### [TASK DESCRIPTION]
From the records, pick out and copy each line containing "اسطوره".

## Start SUPPLIED MATERIAL

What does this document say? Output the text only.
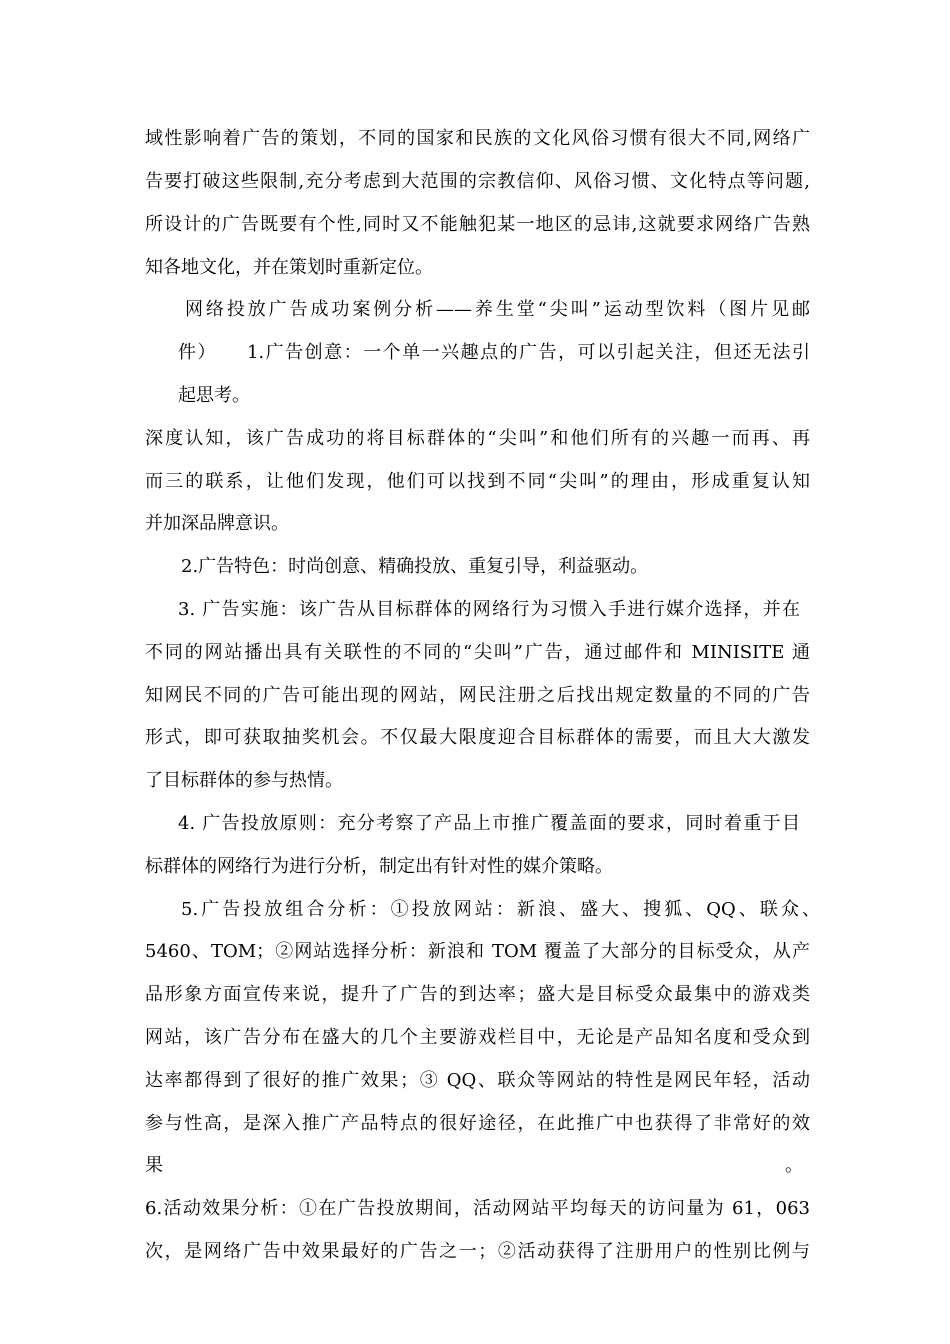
域性影响着广告的策划，不同的国家和民族的文化风俗习惯有很大不同,网络广
告要打破这些限制,充分考虑到大范围的宗教信仰、风俗习惯、文化特点等问题,
所设计的广告既要有个性,同时又不能触犯某一地区的忌讳,这就要求网络广告熟
知各地文化，并在策划时重新定位。
网络投放广告成功案例分析——养生堂“尖叫”运动型饮料（图片见邮
件）　　1.广告创意：一个单一兴趣点的广告，可以引起关注，但还无法引
起思考。
深度认知，该广告成功的将目标群体的“尖叫”和他们所有的兴趣一而再、再
而三的联系，让他们发现，他们可以找到不同“尖叫”的理由，形成重复认知
并加深品牌意识。
2.广告特色：时尚创意、精确投放、重复引导，利益驱动。
3. 广告实施：该广告从目标群体的网络行为习惯入手进行媒介选择，并在
不同的网站播出具有关联性的不同的“尖叫”广告，通过邮件和 MINISITE 通
知网民不同的广告可能出现的网站，网民注册之后找出规定数量的不同的广告
形式，即可获取抽奖机会。不仅最大限度迎合目标群体的需要，而且大大激发
了目标群体的参与热情。
4. 广告投放原则：充分考察了产品上市推广覆盖面的要求，同时着重于目
标群体的网络行为进行分析，制定出有针对性的媒介策略。
5.广告投放组合分析：①投放网站：新浪、盛大、搜狐、QQ、联众、
5460、TOM；②网站选择分析：新浪和 TOM 覆盖了大部分的目标受众，从产
品形象方面宣传来说，提升了广告的到达率；盛大是目标受众最集中的游戏类
网站，该广告分布在盛大的几个主要游戏栏目中，无论是产品知名度和受众到
达率都得到了很好的推广效果；③ QQ、联众等网站的特性是网民年轻，活动
参与性高，是深入推广产品特点的很好途径，在此推广中也获得了非常好的效
果	。
6.活动效果分析：①在广告投放期间，活动网站平均每天的访问量为 61，063
次，是网络广告中效果最好的广告之一；②活动获得了注册用户的性别比例与
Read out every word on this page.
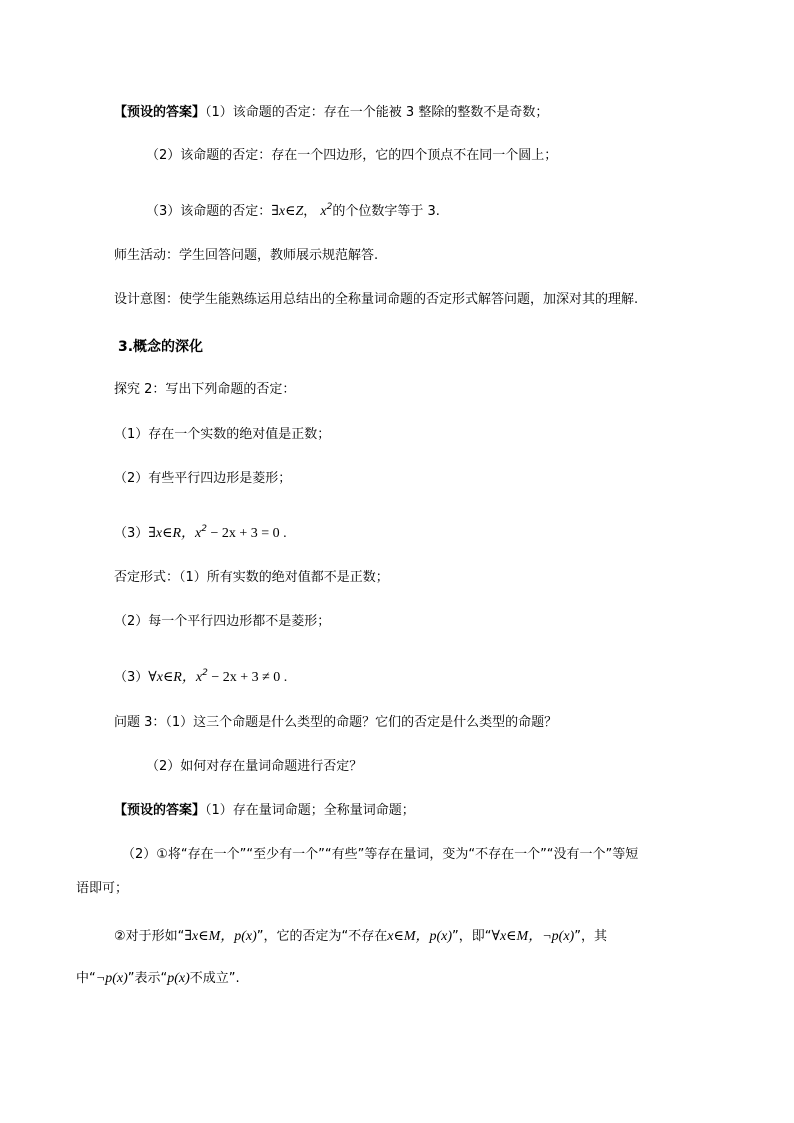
【预设的答案】（1）该命题的否定：存在一个能被 3 整除的整数不是奇数；
（2）该命题的否定：存在一个四边形，它的四个顶点不在同一个圆上；
（3）该命题的否定：∃x∈Z， $x^2$的个位数字等于 3.
师生活动：学生回答问题，教师展示规范解答.
设计意图：使学生能熟练运用总结出的全称量词命题的否定形式解答问题，加深对其的理解.
3.概念的深化
探究 2：写出下列命题的否定：
（1）存在一个实数的绝对值是正数；
（2）有些平行四边形是菱形；
（3）∃x∈R，$x^2 - 2x + 3 = 0$ .
否定形式：（1）所有实数的绝对值都不是正数；
（2）每一个平行四边形都不是菱形；
（3）∀x∈R，$x^2 - 2x + 3 \ne 0$ .
问题 3：（1）这三个命题是什么类型的命题？它们的否定是什么类型的命题？
（2）如何对存在量词命题进行否定？
【预设的答案】（1）存在量词命题；全称量词命题；
（2）①将“存在一个”“至少有一个”“有些”等存在量词，变为“不存在一个”“没有一个”等短
语即可；
②对于形如“∃x∈M，p(x)”，它的否定为“不存在x∈M，p(x)”，即“∀x∈M，¬p(x)”，其
中“¬p(x)”表示“p(x)不成立”.
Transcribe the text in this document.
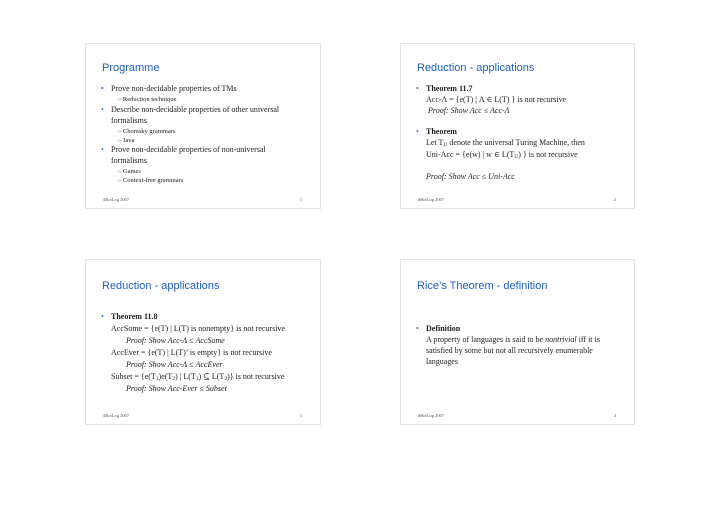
Programme
• Prove non-decidable properties of TMs
– Reduction technique
• Describe non-decidable properties of other universal
formalisms
– Chomsky grammars
– Java
• Prove non-decidable properties of non-universal
formalisms
– Games
– Context-free grammars
dBotLog 2007	1
Reduction - applications
• Theorem 11.7
Acc-Λ = {e(T) | Λ ∈ L(T) } is not recursive
Proof: Show Acc ≤ Acc-Λ
• Theorem
Let TU denote the universal Turing Machine, then
Uni-Acc = {e(w) | w ∈ L(TU) } is not recursive
Proof: Show Acc ≤ Uni-Acc
dBotLog 2007	2
Reduction - applications
• Theorem 11.8
AccSome = {e(T) | L(T) is nonempty} is not recursive
Proof: Show Acc-Λ ≤ AccSome
AccEver = {e(T) | L(T)’ is empty} is not recursive
Proof: Show Acc-Λ ≤ AccEver
Subset = {e(T1)e(T2) | L(T1) ⊆ L(T2)} is not recursive
Proof: Show Acc-Ever ≤ Subset
dBotLog 2007	3
Rice’s Theorem - definition
• Definition
A property of languages is said to be nontrivial iff it is
satisfied by some but not all recursively enumerable
languages
dBotLog 2007	4
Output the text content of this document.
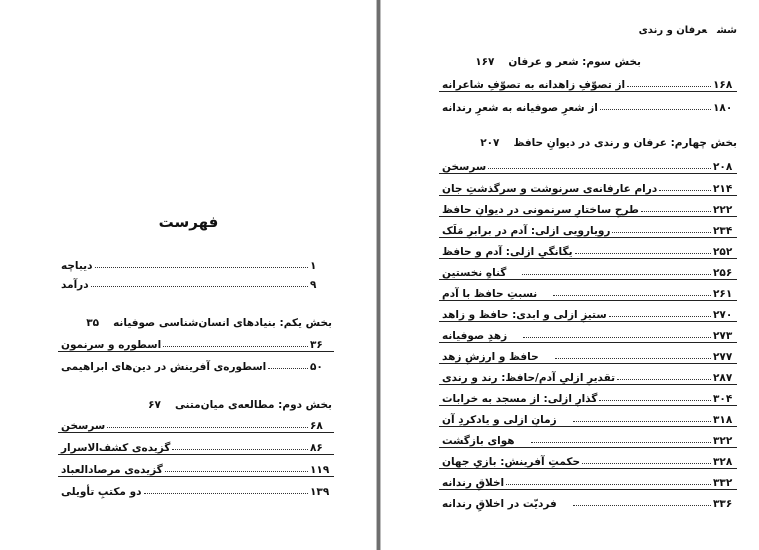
فهرست
دیباچه	۱
درآمد	۹
بخش یکم: بنیادهای انسان‌شناسی صوفیانه۳۵
اسطوره و سرنمون	۳۶
اسطوره‌ی آفرینش در دین‌های ابراهیمی	۵۰
بخش دوم: مطالعه‌ی میان‌متنی۶۷
سرسخن	۶۸
گزیده‌ی کشف‌الاسرار	۸۶
گزیده‌ی مرصادالعباد	۱۱۹
دو مکتبِ تأویلی	۱۳۹
ششعرفان و رندی
بخش سوم: شعر و عرفان۱۶۷
از تصوّفِ زاهدانه به تصوّفِ شاعرانه	۱۶۸
از شعرِ صوفیانه به شعرِ رندانه	۱۸۰
بخش چهارم: عرفان و رندی در دیوانِ حافظ۲۰۷
سرسخن	۲۰۸
درام عارفانه‌ی سرنوشت و سرگذشتِ جان	۲۱۴
طرحِ ساختارِ سرنمونی در دیوانِ حافظ	۲۲۲
رویارویی ازلی: آدم در برابرِ مَلَک	۲۳۴
یگانگیِ ازلی: آدم و حافظ	۲۵۲
گناهِ نخستین	۲۵۶
نسبتِ حافظ با آدم	۲۶۱
ستیزِ ازلی و ابدی: حافظ و زاهد	۲۷۰
زهدِ صوفیانه	۲۷۳
حافظ و ارزشِ زهد	۲۷۷
تقدیرِ ازلیِ آدم/حافظ: رند و رندی	۲۸۷
گذارِ ازلی: از مسجد به خرابات	۳۰۴
زمانِ ازلی و یادکردِ آن	۳۱۸
هوای بازگشت	۳۲۲
حکمتِ آفرینش: بازیِ جهان	۳۲۸
اخلاقِ رندانه	۳۳۲
فردیّت در اخلاقِ رندانه	۳۳۶
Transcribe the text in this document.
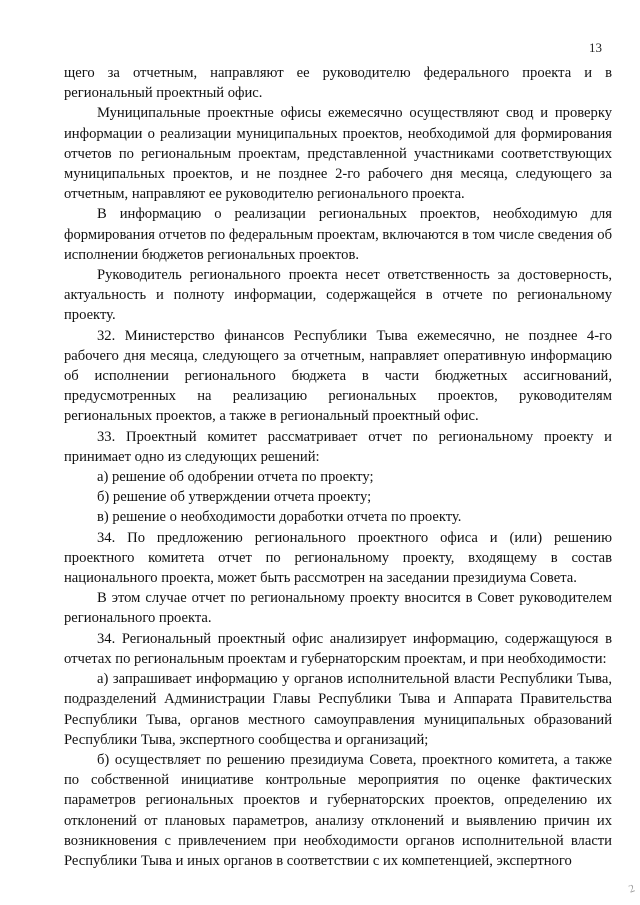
13

щего за отчетным, направляют ее руководителю федерального проекта и в региональный проектный офис.

Муниципальные проектные офисы ежемесячно осуществляют свод и проверку информации о реализации муниципальных проектов, необходимой для формирования отчетов по региональным проектам, представленной участниками соответствующих муниципальных проектов, и не позднее 2-го рабочего дня месяца, следующего за отчетным, направляют ее руководителю регионального проекта.

В информацию о реализации региональных проектов, необходимую для формирования отчетов по федеральным проектам, включаются в том числе сведения об исполнении бюджетов региональных проектов.

Руководитель регионального проекта несет ответственность за достоверность, актуальность и полноту информации, содержащейся в отчете по региональному проекту.

32. Министерство финансов Республики Тыва ежемесячно, не позднее 4-го рабочего дня месяца, следующего за отчетным, направляет оперативную информацию об исполнении регионального бюджета в части бюджетных ассигнований, предусмотренных на реализацию региональных проектов, руководителям региональных проектов, а также в региональный проектный офис.

33. Проектный комитет рассматривает отчет по региональному проекту и принимает одно из следующих решений:

а) решение об одобрении отчета по проекту;

б) решение об утверждении отчета проекту;

в) решение о необходимости доработки отчета по проекту.

34. По предложению регионального проектного офиса и (или) решению проектного комитета отчет по региональному проекту, входящему в состав национального проекта, может быть рассмотрен на заседании президиума Совета.

В этом случае отчет по региональному проекту вносится в Совет руководителем регионального проекта.

34. Региональный проектный офис анализирует информацию, содержащуюся в отчетах по региональным проектам и губернаторским проектам, и при необходимости:

а) запрашивает информацию у органов исполнительной власти Республики Тыва, подразделений Администрации Главы Республики Тыва и Аппарата Правительства Республики Тыва, органов местного самоуправления муниципальных образований Республики Тыва, экспертного сообщества и организаций;

б) осуществляет по решению президиума Совета, проектного комитета, а также по собственной инициативе контрольные мероприятия по оценке фактических параметров региональных проектов и губернаторских проектов, определению их отклонений от плановых параметров, анализу отклонений и выявлению причин их возникновения с привлечением при необходимости органов исполнительной власти Республики Тыва и иных органов в соответствии с их компетенцией, экспертного

2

## End SUPPLIED MATERIAL

### [THE SOLUTION]
اسطوره و سرنمون	۳۶
اسطوره‌ی آفرینش در دین‌های ابراهیمی	۵۰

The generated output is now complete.